Exercise prompt
Reproduce the material in full, exactly as written.

Given data
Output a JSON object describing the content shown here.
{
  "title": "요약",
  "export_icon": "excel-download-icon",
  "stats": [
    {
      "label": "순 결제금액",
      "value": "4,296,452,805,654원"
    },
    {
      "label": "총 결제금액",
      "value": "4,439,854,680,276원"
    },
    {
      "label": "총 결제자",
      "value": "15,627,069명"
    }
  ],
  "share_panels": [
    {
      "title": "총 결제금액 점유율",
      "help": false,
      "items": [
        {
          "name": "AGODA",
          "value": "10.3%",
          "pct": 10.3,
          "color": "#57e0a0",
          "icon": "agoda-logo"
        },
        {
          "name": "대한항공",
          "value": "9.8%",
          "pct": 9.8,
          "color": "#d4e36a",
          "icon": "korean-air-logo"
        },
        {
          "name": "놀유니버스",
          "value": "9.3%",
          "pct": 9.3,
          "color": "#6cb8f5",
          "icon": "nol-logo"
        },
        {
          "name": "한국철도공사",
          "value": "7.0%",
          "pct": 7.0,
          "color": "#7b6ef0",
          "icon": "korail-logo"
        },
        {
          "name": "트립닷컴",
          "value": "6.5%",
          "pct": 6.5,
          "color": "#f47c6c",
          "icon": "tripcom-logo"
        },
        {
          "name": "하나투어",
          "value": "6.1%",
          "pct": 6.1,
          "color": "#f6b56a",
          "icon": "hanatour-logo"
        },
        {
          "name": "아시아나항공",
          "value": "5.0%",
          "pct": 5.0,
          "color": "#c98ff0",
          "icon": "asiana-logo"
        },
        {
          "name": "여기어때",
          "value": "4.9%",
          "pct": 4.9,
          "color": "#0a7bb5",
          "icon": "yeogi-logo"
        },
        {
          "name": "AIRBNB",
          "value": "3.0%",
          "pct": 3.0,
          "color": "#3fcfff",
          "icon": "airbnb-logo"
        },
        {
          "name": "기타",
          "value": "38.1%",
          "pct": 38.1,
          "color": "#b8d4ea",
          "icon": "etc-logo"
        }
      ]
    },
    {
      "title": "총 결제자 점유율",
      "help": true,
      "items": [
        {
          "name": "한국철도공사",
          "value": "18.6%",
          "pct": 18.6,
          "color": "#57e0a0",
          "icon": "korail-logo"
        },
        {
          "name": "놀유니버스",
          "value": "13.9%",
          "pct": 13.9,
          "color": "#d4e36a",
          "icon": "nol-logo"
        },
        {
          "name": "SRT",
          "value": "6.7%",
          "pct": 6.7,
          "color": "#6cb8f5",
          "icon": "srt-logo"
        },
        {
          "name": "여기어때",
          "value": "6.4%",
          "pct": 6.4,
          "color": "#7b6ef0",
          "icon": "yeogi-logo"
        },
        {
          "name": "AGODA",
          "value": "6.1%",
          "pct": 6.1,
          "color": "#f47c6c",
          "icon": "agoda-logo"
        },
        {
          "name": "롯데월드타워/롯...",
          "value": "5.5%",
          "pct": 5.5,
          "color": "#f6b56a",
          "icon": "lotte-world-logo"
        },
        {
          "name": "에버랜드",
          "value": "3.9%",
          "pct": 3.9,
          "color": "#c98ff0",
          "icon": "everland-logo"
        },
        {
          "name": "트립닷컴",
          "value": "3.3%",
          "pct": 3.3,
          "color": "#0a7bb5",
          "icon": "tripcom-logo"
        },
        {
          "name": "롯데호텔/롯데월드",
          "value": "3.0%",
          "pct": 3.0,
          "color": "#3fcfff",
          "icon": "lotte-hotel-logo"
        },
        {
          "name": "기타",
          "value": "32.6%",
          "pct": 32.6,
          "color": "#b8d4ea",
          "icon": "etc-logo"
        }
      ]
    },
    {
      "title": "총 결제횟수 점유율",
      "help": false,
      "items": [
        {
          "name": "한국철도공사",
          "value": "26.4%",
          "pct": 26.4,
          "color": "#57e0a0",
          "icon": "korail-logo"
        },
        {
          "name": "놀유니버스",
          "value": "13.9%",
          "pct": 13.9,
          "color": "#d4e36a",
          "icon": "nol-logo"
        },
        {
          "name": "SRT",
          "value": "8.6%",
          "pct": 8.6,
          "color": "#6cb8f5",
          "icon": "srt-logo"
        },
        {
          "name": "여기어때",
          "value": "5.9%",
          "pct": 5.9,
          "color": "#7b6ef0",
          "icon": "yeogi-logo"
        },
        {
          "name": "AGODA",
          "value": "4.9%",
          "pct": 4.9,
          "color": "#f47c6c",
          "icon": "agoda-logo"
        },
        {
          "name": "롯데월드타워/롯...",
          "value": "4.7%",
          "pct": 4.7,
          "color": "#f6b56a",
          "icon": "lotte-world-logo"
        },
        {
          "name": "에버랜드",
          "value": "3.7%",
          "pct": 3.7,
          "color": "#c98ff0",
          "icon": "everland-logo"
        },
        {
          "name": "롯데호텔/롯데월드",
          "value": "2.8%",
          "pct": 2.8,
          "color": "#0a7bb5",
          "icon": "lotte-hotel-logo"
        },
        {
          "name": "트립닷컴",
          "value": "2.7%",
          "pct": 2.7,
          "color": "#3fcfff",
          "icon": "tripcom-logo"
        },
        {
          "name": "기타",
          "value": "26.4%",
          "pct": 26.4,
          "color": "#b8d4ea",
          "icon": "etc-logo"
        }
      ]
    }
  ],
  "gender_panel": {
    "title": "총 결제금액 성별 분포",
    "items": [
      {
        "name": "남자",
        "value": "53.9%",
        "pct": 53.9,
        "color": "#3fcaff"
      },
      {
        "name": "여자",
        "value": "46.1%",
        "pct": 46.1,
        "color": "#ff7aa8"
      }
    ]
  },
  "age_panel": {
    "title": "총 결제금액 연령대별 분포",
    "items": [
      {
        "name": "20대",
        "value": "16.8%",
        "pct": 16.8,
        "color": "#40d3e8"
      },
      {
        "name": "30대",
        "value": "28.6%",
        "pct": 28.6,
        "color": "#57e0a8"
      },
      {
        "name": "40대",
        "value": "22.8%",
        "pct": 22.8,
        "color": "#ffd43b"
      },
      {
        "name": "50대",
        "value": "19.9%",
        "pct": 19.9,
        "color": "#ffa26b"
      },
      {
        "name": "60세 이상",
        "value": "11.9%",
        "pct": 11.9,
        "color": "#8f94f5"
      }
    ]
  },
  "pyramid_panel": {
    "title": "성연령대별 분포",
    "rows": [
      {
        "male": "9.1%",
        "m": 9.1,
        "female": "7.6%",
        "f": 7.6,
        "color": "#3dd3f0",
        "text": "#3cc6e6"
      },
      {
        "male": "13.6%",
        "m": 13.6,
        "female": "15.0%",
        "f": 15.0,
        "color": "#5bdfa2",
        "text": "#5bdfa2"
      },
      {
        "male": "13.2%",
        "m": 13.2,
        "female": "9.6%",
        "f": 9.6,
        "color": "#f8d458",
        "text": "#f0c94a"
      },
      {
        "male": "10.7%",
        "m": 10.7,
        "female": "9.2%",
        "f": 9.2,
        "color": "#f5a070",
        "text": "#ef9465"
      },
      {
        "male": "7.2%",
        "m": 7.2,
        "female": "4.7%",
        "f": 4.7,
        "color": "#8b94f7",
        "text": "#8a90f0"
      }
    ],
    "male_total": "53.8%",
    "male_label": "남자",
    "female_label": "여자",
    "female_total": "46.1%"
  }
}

Correct answer
Output a JSON object describing the content shown here.
{
  "title": "요약",
  "export_icon": "excel-download-icon",
  "stats": [
    {
      "label": "순 결제금액",
      "value": "4,296,452,805,654원"
    },
    {
      "label": "총 결제금액",
      "value": "4,439,854,680,276원"
    },
    {
      "label": "총 결제자",
      "value": "15,627,069명"
    }
  ],
  "share_panels": [
    {
      "title": "총 결제금액 점유율",
      "help": false,
      "items": [
        {
          "name": "AGODA",
          "value": "10.3%",
          "pct": 10.3,
          "color": "#57e0a0",
          "icon": "agoda-logo"
        },
        {
          "name": "대한항공",
          "value": "9.8%",
          "pct": 9.8,
          "color": "#d4e36a",
          "icon": "korean-air-logo"
        },
        {
          "name": "놀유니버스",
          "value": "9.3%",
          "pct": 9.3,
          "color": "#6cb8f5",
          "icon": "nol-logo"
        },
        {
          "name": "한국철도공사",
          "value": "7.0%",
          "pct": 7.0,
          "color": "#7b6ef0",
          "icon": "korail-logo"
        },
        {
          "name": "트립닷컴",
          "value": "6.5%",
          "pct": 6.5,
          "color": "#f47c6c",
          "icon": "tripcom-logo"
        },
        {
          "name": "하나투어",
          "value": "6.1%",
          "pct": 6.1,
          "color": "#f6b56a",
          "icon": "hanatour-logo"
        },
        {
          "name": "아시아나항공",
          "value": "5.0%",
          "pct": 5.0,
          "color": "#c98ff0",
          "icon": "asiana-logo"
        },
        {
          "name": "여기어때",
          "value": "4.9%",
          "pct": 4.9,
          "color": "#0a7bb5",
          "icon": "yeogi-logo"
        },
        {
          "name": "AIRBNB",
          "value": "3.0%",
          "pct": 3.0,
          "color": "#3fcfff",
          "icon": "airbnb-logo"
        },
        {
          "name": "기타",
          "value": "38.1%",
          "pct": 38.1,
          "color": "#b8d4ea",
          "icon": "etc-logo"
        }
      ]
    },
    {
      "title": "총 결제자 점유율",
      "help": true,
      "items": [
        {
          "name": "한국철도공사",
          "value": "18.6%",
          "pct": 18.6,
          "color": "#57e0a0",
          "icon": "korail-logo"
        },
        {
          "name": "놀유니버스",
          "value": "13.9%",
          "pct": 13.9,
          "color": "#d4e36a",
          "icon": "nol-logo"
        },
        {
          "name": "SRT",
          "value": "6.7%",
          "pct": 6.7,
          "color": "#6cb8f5",
          "icon": "srt-logo"
        },
        {
          "name": "여기어때",
          "value": "6.4%",
          "pct": 6.4,
          "color": "#7b6ef0",
          "icon": "yeogi-logo"
        },
        {
          "name": "AGODA",
          "value": "6.1%",
          "pct": 6.1,
          "color": "#f47c6c",
          "icon": "agoda-logo"
        },
        {
          "name": "롯데월드타워/롯...",
          "value": "5.5%",
          "pct": 5.5,
          "color": "#f6b56a",
          "icon": "lotte-world-logo"
        },
        {
          "name": "에버랜드",
          "value": "3.9%",
          "pct": 3.9,
          "color": "#c98ff0",
          "icon": "everland-logo"
        },
        {
          "name": "트립닷컴",
          "value": "3.3%",
          "pct": 3.3,
          "color": "#0a7bb5",
          "icon": "tripcom-logo"
        },
        {
          "name": "롯데호텔/롯데월드",
          "value": "3.0%",
          "pct": 3.0,
          "color": "#3fcfff",
          "icon": "lotte-hotel-logo"
        },
        {
          "name": "기타",
          "value": "32.6%",
          "pct": 32.6,
          "color": "#b8d4ea",
          "icon": "etc-logo"
        }
      ]
    },
    {
      "title": "총 결제횟수 점유율",
      "help": false,
      "items": [
        {
          "name": "한국철도공사",
          "value": "26.4%",
          "pct": 26.4,
          "color": "#57e0a0",
          "icon": "korail-logo"
        },
        {
          "name": "놀유니버스",
          "value": "13.9%",
          "pct": 13.9,
          "color": "#d4e36a",
          "icon": "nol-logo"
        },
        {
          "name": "SRT",
          "value": "8.6%",
          "pct": 8.6,
          "color": "#6cb8f5",
          "icon": "srt-logo"
        },
        {
          "name": "여기어때",
          "value": "5.9%",
          "pct": 5.9,
          "color": "#7b6ef0",
          "icon": "yeogi-logo"
        },
        {
          "name": "AGODA",
          "value": "4.9%",
          "pct": 4.9,
          "color": "#f47c6c",
          "icon": "agoda-logo"
        },
        {
          "name": "롯데월드타워/롯...",
          "value": "4.7%",
          "pct": 4.7,
          "color": "#f6b56a",
          "icon": "lotte-world-logo"
        },
        {
          "name": "에버랜드",
          "value": "3.7%",
          "pct": 3.7,
          "color": "#c98ff0",
          "icon": "everland-logo"
        },
        {
          "name": "롯데호텔/롯데월드",
          "value": "2.8%",
          "pct": 2.8,
          "color": "#0a7bb5",
          "icon": "lotte-hotel-logo"
        },
        {
          "name": "트립닷컴",
          "value": "2.7%",
          "pct": 2.7,
          "color": "#3fcfff",
          "icon": "tripcom-logo"
        },
        {
          "name": "기타",
          "value": "26.4%",
          "pct": 26.4,
          "color": "#b8d4ea",
          "icon": "etc-logo"
        }
      ]
    }
  ],
  "gender_panel": {
    "title": "총 결제금액 성별 분포",
    "items": [
      {
        "name": "남자",
        "value": "53.9%",
        "pct": 53.9,
        "color": "#3fcaff"
      },
      {
        "name": "여자",
        "value": "46.1%",
        "pct": 46.1,
        "color": "#ff7aa8"
      }
    ]
  },
  "age_panel": {
    "title": "총 결제금액 연령대별 분포",
    "items": [
      {
        "name": "20대",
        "value": "16.8%",
        "pct": 16.8,
        "color": "#40d3e8"
      },
      {
        "name": "30대",
        "value": "28.6%",
        "pct": 28.6,
        "color": "#57e0a8"
      },
      {
        "name": "40대",
        "value": "22.8%",
        "pct": 22.8,
        "color": "#ffd43b"
      },
      {
        "name": "50대",
        "value": "19.9%",
        "pct": 19.9,
        "color": "#ffa26b"
      },
      {
        "name": "60세 이상",
        "value": "11.9%",
        "pct": 11.9,
        "color": "#8f94f5"
      }
    ]
  },
  "pyramid_panel": {
    "title": "성연령대별 분포",
    "rows": [
      {
        "male": "9.1%",
        "m": 9.1,
        "female": "7.6%",
        "f": 7.6,
        "color": "#3dd3f0",
        "text": "#3cc6e6"
      },
      {
        "male": "13.6%",
        "m": 13.6,
        "female": "15.0%",
        "f": 15.0,
        "color": "#5bdfa2",
        "text": "#5bdfa2"
      },
      {
        "male": "13.2%",
        "m": 13.2,
        "female": "9.6%",
        "f": 9.6,
        "color": "#f8d458",
        "text": "#f0c94a"
      },
      {
        "male": "10.7%",
        "m": 10.7,
        "female": "9.2%",
        "f": 9.2,
        "color": "#f5a070",
        "text": "#ef9465"
      },
      {
        "male": "7.2%",
        "m": 7.2,
        "female": "4.7%",
        "f": 4.7,
        "color": "#8b94f7",
        "text": "#8a90f0"
      }
    ],
    "male_total": "53.8%",
    "male_label": "남자",
    "female_label": "여자",
    "female_total": "46.1%"
  }
}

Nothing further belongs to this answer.